> Given request: Copy every line of the data that includes the string "xicp".
>> begin Recorded information
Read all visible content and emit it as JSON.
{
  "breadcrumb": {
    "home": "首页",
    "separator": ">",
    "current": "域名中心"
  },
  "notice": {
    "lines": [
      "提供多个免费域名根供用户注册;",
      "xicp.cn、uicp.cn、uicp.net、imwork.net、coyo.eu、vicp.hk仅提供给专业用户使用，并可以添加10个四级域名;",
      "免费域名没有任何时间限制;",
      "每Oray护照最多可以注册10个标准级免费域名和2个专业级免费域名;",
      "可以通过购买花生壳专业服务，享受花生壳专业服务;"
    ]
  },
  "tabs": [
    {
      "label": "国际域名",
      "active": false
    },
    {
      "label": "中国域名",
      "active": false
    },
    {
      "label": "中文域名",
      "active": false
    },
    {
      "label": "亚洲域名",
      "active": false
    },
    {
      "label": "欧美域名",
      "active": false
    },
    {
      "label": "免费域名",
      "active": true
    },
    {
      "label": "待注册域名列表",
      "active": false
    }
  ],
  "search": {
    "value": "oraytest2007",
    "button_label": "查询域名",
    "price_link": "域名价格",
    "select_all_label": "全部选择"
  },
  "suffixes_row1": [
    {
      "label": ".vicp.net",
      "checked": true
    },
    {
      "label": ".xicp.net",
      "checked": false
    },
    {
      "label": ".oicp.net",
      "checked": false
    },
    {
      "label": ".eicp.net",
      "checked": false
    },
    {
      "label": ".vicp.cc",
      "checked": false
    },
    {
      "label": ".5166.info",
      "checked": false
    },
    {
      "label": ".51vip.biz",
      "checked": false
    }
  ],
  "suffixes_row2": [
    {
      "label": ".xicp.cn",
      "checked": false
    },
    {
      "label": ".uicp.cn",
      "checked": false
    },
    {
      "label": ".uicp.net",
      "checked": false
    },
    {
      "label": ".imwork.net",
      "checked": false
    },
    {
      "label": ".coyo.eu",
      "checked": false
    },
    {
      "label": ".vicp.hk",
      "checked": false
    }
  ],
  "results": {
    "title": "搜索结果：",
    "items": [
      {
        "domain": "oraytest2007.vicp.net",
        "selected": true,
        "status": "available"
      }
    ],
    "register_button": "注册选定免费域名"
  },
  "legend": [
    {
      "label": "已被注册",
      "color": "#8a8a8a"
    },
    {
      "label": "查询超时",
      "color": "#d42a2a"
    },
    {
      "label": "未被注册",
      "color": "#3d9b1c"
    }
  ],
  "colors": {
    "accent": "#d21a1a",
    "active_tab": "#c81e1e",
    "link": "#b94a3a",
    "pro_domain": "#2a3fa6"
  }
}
>> end Recorded information
> Solution to the exercise:
      "xicp.cn、uicp.cn、uicp.net、imwork.net、coyo.eu、vicp.hk仅提供给专业用户使用，并可以添加10个四级域名;",
      "label": ".xicp.net",
      "label": ".xicp.cn",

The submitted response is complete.